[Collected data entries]
--- start ---
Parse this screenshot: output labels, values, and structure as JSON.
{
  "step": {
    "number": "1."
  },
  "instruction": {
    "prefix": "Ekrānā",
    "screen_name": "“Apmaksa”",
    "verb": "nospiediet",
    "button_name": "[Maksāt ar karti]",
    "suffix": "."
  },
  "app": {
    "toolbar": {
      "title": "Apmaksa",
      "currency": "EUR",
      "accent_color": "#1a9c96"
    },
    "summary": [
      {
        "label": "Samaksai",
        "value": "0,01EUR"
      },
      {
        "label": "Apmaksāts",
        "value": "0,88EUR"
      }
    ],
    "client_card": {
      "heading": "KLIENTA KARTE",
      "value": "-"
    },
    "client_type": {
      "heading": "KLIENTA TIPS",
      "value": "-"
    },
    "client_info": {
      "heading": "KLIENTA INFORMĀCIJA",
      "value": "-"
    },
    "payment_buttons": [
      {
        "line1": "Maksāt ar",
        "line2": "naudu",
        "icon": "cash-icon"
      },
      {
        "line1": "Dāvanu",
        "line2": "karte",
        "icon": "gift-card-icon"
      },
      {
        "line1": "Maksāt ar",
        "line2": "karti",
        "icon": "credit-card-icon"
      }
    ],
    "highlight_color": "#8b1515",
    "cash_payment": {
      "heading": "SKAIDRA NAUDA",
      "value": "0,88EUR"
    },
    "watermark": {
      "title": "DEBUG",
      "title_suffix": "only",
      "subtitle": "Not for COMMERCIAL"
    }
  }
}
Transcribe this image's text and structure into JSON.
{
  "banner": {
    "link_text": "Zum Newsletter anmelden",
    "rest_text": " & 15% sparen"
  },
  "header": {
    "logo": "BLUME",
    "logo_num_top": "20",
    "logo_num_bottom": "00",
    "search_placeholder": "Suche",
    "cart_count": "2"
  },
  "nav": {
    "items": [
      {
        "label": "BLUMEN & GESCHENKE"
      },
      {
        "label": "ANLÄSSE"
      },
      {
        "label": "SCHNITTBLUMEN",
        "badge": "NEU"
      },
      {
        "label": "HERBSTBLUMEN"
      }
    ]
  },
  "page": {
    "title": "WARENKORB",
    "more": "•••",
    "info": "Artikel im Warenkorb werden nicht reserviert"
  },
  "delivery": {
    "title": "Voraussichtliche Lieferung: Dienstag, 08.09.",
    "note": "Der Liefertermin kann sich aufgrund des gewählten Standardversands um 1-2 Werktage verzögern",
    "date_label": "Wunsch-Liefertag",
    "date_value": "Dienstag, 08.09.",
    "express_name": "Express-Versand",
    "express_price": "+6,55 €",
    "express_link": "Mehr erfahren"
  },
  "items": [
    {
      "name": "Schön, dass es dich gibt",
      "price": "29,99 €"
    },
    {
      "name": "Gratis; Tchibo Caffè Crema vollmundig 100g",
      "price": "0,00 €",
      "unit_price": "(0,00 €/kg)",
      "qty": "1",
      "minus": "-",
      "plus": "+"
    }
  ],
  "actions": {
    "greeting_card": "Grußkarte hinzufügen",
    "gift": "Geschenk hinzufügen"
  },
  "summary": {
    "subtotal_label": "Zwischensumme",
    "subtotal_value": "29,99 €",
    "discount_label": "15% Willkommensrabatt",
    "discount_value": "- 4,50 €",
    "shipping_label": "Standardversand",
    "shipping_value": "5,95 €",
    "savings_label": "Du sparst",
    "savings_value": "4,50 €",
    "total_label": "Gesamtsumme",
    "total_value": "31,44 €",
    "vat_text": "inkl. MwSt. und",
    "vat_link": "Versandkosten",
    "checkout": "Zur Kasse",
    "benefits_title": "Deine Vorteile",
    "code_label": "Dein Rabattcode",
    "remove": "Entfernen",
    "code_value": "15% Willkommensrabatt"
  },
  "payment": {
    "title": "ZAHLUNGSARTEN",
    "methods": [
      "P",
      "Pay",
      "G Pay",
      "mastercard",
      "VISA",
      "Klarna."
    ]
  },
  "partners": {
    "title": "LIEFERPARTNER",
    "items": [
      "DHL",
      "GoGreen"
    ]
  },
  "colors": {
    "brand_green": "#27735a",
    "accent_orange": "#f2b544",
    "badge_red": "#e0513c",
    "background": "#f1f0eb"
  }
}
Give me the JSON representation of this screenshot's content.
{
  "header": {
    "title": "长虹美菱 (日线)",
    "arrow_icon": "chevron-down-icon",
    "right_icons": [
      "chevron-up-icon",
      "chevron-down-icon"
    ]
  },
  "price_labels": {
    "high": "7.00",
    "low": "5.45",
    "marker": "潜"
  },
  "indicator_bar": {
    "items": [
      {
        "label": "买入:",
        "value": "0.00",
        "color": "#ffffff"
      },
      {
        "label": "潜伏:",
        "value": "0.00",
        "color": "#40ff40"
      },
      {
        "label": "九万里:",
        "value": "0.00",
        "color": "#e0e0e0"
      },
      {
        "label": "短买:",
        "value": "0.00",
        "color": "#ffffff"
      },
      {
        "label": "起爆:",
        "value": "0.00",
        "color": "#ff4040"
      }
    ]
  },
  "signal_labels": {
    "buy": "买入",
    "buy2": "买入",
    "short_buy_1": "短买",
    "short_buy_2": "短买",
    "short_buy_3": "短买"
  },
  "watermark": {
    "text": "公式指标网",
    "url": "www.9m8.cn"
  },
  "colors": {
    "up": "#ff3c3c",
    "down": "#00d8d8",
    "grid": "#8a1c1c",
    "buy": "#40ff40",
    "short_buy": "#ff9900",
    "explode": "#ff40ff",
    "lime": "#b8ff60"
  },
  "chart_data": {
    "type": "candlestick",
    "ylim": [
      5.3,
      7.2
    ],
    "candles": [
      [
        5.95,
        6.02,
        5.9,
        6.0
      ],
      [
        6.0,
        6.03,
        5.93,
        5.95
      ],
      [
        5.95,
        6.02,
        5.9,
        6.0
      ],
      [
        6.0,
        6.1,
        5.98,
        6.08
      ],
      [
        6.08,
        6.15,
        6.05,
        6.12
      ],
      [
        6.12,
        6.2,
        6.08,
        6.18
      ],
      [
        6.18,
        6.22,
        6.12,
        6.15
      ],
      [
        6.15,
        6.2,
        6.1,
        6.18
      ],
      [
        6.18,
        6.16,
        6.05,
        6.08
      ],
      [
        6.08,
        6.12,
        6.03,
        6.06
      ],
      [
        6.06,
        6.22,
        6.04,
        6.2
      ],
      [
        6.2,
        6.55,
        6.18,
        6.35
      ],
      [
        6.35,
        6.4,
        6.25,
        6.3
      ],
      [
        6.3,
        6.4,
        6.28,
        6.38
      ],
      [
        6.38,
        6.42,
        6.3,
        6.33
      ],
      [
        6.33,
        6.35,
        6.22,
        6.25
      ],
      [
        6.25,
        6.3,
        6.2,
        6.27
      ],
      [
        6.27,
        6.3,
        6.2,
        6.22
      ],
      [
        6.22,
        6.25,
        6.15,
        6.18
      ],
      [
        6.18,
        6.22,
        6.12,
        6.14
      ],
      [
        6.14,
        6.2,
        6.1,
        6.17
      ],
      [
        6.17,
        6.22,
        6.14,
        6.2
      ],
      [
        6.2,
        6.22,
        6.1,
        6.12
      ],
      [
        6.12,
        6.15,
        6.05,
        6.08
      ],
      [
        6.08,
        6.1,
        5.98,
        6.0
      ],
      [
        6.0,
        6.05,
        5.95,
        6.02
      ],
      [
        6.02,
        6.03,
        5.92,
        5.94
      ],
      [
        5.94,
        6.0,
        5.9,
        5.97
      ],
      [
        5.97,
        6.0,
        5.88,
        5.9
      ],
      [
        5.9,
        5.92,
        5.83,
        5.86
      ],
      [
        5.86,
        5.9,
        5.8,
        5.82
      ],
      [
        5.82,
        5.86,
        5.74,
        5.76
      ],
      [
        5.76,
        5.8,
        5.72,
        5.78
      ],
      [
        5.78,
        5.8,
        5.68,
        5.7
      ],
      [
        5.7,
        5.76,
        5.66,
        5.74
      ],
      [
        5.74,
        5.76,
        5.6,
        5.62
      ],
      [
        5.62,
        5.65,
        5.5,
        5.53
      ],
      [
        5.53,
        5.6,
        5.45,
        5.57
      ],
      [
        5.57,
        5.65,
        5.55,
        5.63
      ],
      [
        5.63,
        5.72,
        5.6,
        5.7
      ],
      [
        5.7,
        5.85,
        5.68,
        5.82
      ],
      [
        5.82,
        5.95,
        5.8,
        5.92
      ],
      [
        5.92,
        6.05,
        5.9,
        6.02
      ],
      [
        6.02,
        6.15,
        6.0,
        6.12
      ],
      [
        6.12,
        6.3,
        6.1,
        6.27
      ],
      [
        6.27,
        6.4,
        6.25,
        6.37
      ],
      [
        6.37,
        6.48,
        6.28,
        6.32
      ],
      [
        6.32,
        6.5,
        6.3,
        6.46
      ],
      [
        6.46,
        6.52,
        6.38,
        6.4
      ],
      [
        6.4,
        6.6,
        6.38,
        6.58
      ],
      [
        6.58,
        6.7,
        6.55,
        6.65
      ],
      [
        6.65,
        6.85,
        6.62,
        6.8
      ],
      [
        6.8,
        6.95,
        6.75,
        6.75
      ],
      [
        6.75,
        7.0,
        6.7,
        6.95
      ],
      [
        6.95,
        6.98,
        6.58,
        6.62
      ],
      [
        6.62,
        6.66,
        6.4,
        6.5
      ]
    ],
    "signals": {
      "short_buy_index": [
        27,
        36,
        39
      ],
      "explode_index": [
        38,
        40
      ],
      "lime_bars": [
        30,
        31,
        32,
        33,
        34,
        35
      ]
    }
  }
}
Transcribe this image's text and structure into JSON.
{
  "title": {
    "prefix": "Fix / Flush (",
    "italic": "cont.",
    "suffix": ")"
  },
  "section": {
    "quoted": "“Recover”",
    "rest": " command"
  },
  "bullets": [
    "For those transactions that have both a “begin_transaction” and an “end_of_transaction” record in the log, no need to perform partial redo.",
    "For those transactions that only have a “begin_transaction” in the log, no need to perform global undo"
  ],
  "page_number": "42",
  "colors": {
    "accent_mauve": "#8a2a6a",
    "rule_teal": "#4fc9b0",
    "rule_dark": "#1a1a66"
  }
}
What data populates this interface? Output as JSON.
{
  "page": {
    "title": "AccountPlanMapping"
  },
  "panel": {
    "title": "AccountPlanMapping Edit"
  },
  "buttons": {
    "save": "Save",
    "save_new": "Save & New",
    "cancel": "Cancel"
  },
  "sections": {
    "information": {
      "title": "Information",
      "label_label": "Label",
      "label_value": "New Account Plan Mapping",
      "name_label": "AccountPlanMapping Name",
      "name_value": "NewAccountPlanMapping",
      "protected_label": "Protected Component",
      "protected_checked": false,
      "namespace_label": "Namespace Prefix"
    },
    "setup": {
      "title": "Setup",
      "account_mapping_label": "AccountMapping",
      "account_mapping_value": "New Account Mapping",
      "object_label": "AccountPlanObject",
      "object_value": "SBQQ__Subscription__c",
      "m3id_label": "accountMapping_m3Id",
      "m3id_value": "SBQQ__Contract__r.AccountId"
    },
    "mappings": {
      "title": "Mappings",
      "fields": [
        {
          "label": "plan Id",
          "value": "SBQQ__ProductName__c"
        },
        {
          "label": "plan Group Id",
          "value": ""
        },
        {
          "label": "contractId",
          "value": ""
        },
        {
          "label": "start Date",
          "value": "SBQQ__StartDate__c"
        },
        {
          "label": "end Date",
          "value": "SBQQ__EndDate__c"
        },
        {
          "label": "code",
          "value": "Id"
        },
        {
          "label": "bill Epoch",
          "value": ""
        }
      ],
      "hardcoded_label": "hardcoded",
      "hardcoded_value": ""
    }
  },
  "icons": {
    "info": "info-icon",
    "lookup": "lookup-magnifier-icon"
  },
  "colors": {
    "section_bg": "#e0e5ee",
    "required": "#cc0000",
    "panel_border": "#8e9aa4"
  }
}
--- end ---
### WORK TO DO:
Show every line that contains the word "gift".

### RESPONSE TO THIS TASK:
        "icon": "gift-card-icon"
    "gift": "Geschenk hinzufügen"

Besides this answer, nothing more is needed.